Below are some records: retype them all exactly, but not the pictures.
^^^^^^^^^^^^^^^^
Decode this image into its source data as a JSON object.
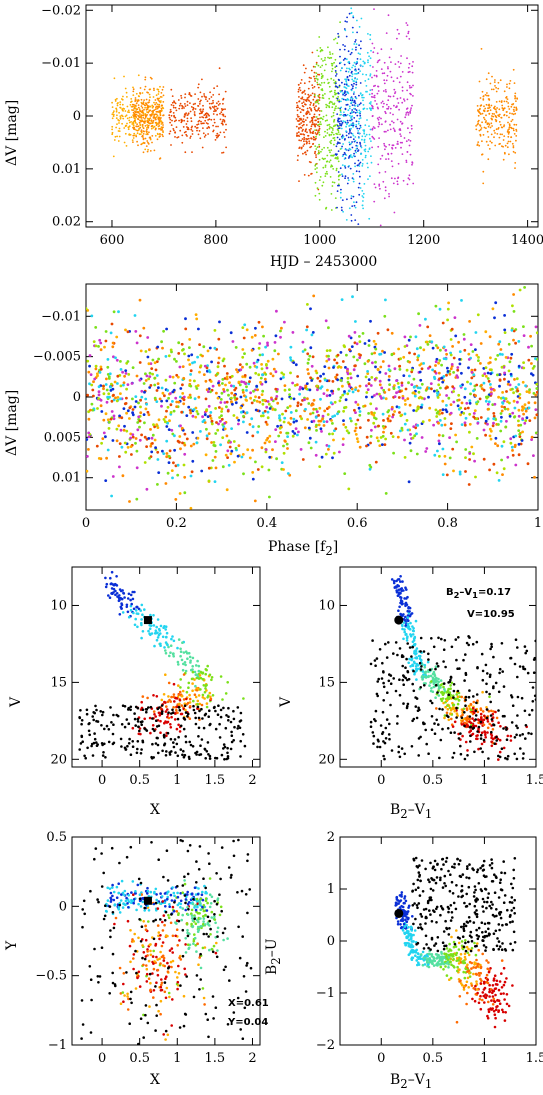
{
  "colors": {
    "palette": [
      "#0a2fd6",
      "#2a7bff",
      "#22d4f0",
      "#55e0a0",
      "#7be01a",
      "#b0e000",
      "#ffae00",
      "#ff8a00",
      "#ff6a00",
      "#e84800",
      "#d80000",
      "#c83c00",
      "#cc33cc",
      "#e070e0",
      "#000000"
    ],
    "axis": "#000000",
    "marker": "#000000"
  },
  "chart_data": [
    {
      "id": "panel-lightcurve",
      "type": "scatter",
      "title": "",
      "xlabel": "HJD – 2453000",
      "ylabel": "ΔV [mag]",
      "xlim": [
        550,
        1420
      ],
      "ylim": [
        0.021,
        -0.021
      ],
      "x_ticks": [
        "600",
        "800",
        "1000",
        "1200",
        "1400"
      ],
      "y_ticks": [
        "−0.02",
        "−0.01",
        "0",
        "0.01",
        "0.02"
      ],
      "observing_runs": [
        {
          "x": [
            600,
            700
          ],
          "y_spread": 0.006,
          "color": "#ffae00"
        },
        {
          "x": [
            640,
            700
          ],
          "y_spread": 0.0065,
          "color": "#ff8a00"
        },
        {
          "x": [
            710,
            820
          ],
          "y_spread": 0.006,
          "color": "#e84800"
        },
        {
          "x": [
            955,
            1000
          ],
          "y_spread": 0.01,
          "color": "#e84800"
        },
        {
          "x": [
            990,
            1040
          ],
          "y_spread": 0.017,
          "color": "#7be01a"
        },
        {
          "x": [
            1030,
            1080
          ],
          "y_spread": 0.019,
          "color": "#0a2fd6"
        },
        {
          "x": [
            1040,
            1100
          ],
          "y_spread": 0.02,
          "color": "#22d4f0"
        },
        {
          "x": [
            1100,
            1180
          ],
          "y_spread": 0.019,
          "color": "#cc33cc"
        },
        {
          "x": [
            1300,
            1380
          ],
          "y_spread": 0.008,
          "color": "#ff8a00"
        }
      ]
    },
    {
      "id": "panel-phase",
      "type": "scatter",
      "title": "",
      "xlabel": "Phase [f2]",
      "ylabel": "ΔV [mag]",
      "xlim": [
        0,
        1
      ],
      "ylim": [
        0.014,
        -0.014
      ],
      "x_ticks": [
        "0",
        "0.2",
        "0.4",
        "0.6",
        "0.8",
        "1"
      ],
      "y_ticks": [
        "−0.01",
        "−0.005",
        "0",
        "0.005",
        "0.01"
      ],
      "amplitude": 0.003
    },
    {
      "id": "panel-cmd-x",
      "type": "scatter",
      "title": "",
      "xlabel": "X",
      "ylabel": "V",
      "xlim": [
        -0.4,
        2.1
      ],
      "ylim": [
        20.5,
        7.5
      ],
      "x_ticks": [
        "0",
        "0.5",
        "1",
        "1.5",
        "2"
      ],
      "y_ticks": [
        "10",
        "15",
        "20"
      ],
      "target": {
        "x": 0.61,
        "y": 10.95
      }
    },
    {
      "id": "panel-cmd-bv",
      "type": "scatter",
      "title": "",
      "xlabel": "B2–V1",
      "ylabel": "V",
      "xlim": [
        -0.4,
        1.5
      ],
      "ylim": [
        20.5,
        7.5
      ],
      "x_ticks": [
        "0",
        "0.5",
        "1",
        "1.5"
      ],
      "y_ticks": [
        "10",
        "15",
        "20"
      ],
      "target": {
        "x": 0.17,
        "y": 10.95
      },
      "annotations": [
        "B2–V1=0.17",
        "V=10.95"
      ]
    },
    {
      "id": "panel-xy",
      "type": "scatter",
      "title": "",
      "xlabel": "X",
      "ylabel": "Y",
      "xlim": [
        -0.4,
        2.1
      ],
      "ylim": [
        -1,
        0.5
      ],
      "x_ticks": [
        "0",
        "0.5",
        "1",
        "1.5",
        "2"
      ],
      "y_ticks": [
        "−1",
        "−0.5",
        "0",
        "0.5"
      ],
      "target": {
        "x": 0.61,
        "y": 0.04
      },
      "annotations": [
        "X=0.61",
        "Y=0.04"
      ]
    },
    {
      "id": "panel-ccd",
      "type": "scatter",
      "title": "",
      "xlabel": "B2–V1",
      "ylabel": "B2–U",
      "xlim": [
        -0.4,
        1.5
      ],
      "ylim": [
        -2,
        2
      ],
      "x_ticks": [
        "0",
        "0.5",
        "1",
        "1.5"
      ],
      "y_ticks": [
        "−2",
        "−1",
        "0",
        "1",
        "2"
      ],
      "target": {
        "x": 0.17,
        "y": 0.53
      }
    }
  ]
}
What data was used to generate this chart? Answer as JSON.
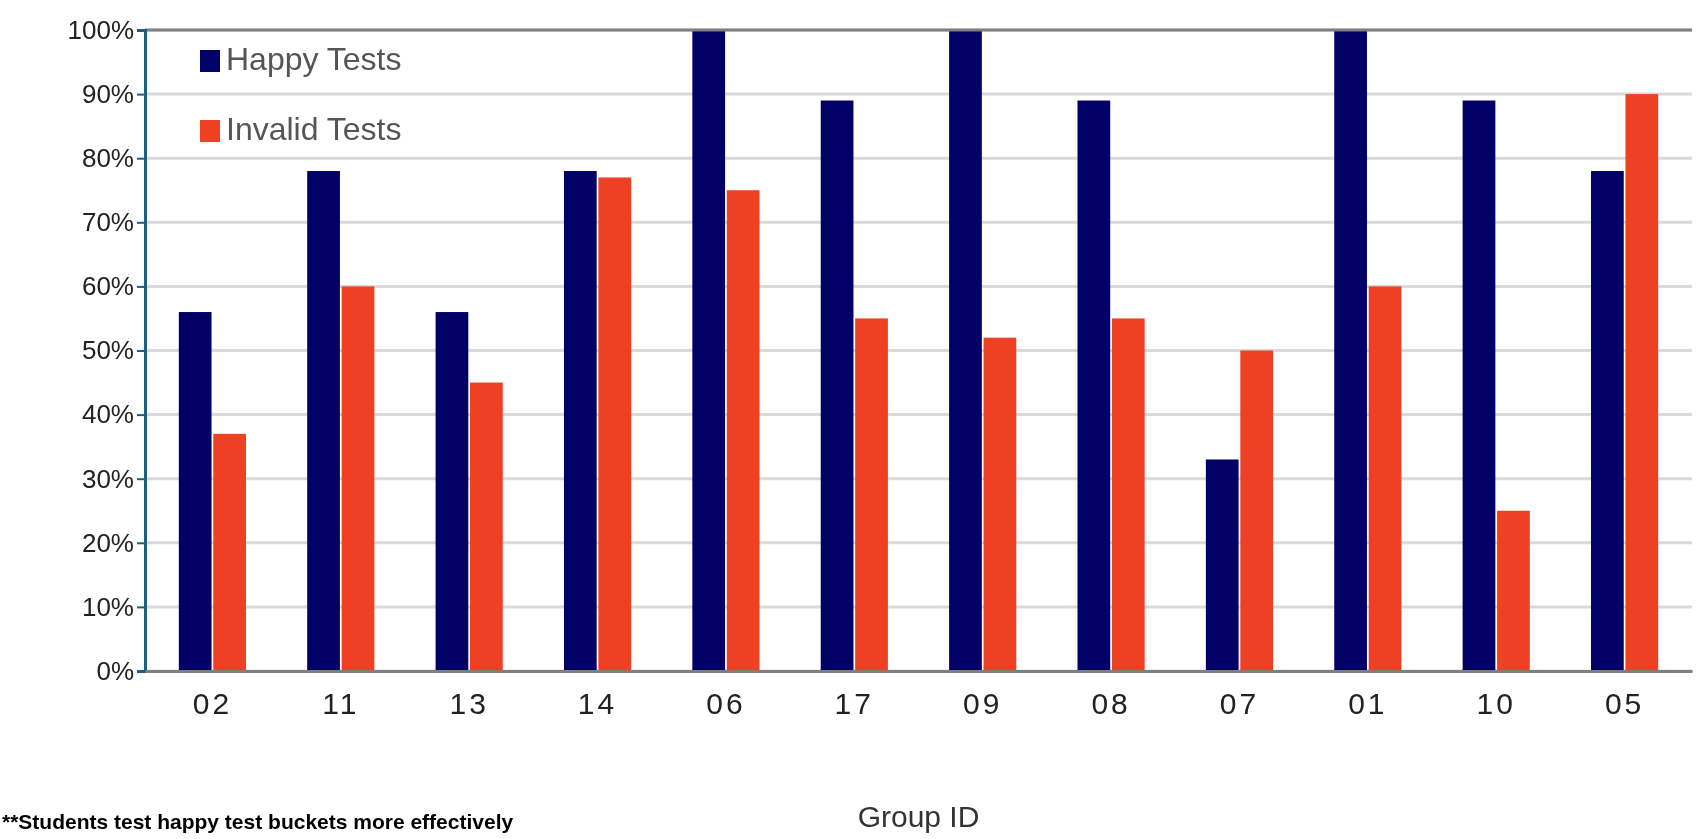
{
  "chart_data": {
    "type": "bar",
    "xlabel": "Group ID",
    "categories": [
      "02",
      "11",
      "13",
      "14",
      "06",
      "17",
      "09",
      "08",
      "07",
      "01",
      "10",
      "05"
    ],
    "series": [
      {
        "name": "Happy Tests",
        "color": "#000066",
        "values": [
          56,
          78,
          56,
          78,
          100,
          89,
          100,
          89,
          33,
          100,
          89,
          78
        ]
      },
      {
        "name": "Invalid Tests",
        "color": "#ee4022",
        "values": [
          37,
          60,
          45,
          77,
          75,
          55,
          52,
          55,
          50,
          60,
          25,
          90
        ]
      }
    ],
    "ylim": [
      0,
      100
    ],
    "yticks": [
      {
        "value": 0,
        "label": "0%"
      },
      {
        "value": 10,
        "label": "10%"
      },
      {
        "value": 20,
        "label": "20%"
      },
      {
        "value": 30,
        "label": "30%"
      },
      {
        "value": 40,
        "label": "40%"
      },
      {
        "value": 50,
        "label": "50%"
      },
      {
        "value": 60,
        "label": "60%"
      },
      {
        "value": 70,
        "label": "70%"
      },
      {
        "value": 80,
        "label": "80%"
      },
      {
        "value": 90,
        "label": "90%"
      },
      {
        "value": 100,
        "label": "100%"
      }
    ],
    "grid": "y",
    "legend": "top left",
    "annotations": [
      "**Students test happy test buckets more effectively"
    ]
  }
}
^^^^^^^^^^^^^^^^
**RESULT FOR THIS EXERCISE**.
Decode this image into its source data as a JSON object.
{
  "colors": {
    "palette": [
      "#0a2fd6",
      "#2a7bff",
      "#22d4f0",
      "#55e0a0",
      "#7be01a",
      "#b0e000",
      "#ffae00",
      "#ff8a00",
      "#ff6a00",
      "#e84800",
      "#d80000",
      "#c83c00",
      "#cc33cc",
      "#e070e0",
      "#000000"
    ],
    "axis": "#000000",
    "marker": "#000000"
  },
  "chart_data": [
    {
      "id": "panel-lightcurve",
      "type": "scatter",
      "title": "",
      "xlabel": "HJD – 2453000",
      "ylabel": "ΔV [mag]",
      "xlim": [
        550,
        1420
      ],
      "ylim": [
        0.021,
        -0.021
      ],
      "x_ticks": [
        "600",
        "800",
        "1000",
        "1200",
        "1400"
      ],
      "y_ticks": [
        "−0.02",
        "−0.01",
        "0",
        "0.01",
        "0.02"
      ],
      "observing_runs": [
        {
          "x": [
            600,
            700
          ],
          "y_spread": 0.006,
          "color": "#ffae00"
        },
        {
          "x": [
            640,
            700
          ],
          "y_spread": 0.0065,
          "color": "#ff8a00"
        },
        {
          "x": [
            710,
            820
          ],
          "y_spread": 0.006,
          "color": "#e84800"
        },
        {
          "x": [
            955,
            1000
          ],
          "y_spread": 0.01,
          "color": "#e84800"
        },
        {
          "x": [
            990,
            1040
          ],
          "y_spread": 0.017,
          "color": "#7be01a"
        },
        {
          "x": [
            1030,
            1080
          ],
          "y_spread": 0.019,
          "color": "#0a2fd6"
        },
        {
          "x": [
            1040,
            1100
          ],
          "y_spread": 0.02,
          "color": "#22d4f0"
        },
        {
          "x": [
            1100,
            1180
          ],
          "y_spread": 0.019,
          "color": "#cc33cc"
        },
        {
          "x": [
            1300,
            1380
          ],
          "y_spread": 0.008,
          "color": "#ff8a00"
        }
      ]
    },
    {
      "id": "panel-phase",
      "type": "scatter",
      "title": "",
      "xlabel": "Phase [f2]",
      "ylabel": "ΔV [mag]",
      "xlim": [
        0,
        1
      ],
      "ylim": [
        0.014,
        -0.014
      ],
      "x_ticks": [
        "0",
        "0.2",
        "0.4",
        "0.6",
        "0.8",
        "1"
      ],
      "y_ticks": [
        "−0.01",
        "−0.005",
        "0",
        "0.005",
        "0.01"
      ],
      "amplitude": 0.003
    },
    {
      "id": "panel-cmd-x",
      "type": "scatter",
      "title": "",
      "xlabel": "X",
      "ylabel": "V",
      "xlim": [
        -0.4,
        2.1
      ],
      "ylim": [
        20.5,
        7.5
      ],
      "x_ticks": [
        "0",
        "0.5",
        "1",
        "1.5",
        "2"
      ],
      "y_ticks": [
        "10",
        "15",
        "20"
      ],
      "target": {
        "x": 0.61,
        "y": 10.95
      }
    },
    {
      "id": "panel-cmd-bv",
      "type": "scatter",
      "title": "",
      "xlabel": "B2–V1",
      "ylabel": "V",
      "xlim": [
        -0.4,
        1.5
      ],
      "ylim": [
        20.5,
        7.5
      ],
      "x_ticks": [
        "0",
        "0.5",
        "1",
        "1.5"
      ],
      "y_ticks": [
        "10",
        "15",
        "20"
      ],
      "target": {
        "x": 0.17,
        "y": 10.95
      },
      "annotations": [
        "B2–V1=0.17",
        "V=10.95"
      ]
    },
    {
      "id": "panel-xy",
      "type": "scatter",
      "title": "",
      "xlabel": "X",
      "ylabel": "Y",
      "xlim": [
        -0.4,
        2.1
      ],
      "ylim": [
        -1,
        0.5
      ],
      "x_ticks": [
        "0",
        "0.5",
        "1",
        "1.5",
        "2"
      ],
      "y_ticks": [
        "−1",
        "−0.5",
        "0",
        "0.5"
      ],
      "target": {
        "x": 0.61,
        "y": 0.04
      },
      "annotations": [
        "X=0.61",
        "Y=0.04"
      ]
    },
    {
      "id": "panel-ccd",
      "type": "scatter",
      "title": "",
      "xlabel": "B2–V1",
      "ylabel": "B2–U",
      "xlim": [
        -0.4,
        1.5
      ],
      "ylim": [
        -2,
        2
      ],
      "x_ticks": [
        "0",
        "0.5",
        "1",
        "1.5"
      ],
      "y_ticks": [
        "−2",
        "−1",
        "0",
        "1",
        "2"
      ],
      "target": {
        "x": 0.17,
        "y": 0.53
      }
    }
  ]
}
What data was used to generate this chart? Answer as JSON.
{
  "chart_data": {
    "type": "bar",
    "xlabel": "Group ID",
    "categories": [
      "02",
      "11",
      "13",
      "14",
      "06",
      "17",
      "09",
      "08",
      "07",
      "01",
      "10",
      "05"
    ],
    "series": [
      {
        "name": "Happy Tests",
        "color": "#000066",
        "values": [
          56,
          78,
          56,
          78,
          100,
          89,
          100,
          89,
          33,
          100,
          89,
          78
        ]
      },
      {
        "name": "Invalid Tests",
        "color": "#ee4022",
        "values": [
          37,
          60,
          45,
          77,
          75,
          55,
          52,
          55,
          50,
          60,
          25,
          90
        ]
      }
    ],
    "ylim": [
      0,
      100
    ],
    "yticks": [
      {
        "value": 0,
        "label": "0%"
      },
      {
        "value": 10,
        "label": "10%"
      },
      {
        "value": 20,
        "label": "20%"
      },
      {
        "value": 30,
        "label": "30%"
      },
      {
        "value": 40,
        "label": "40%"
      },
      {
        "value": 50,
        "label": "50%"
      },
      {
        "value": 60,
        "label": "60%"
      },
      {
        "value": 70,
        "label": "70%"
      },
      {
        "value": 80,
        "label": "80%"
      },
      {
        "value": 90,
        "label": "90%"
      },
      {
        "value": 100,
        "label": "100%"
      }
    ],
    "grid": "y",
    "legend": "top left",
    "annotations": [
      "**Students test happy test buckets more effectively"
    ]
  }
}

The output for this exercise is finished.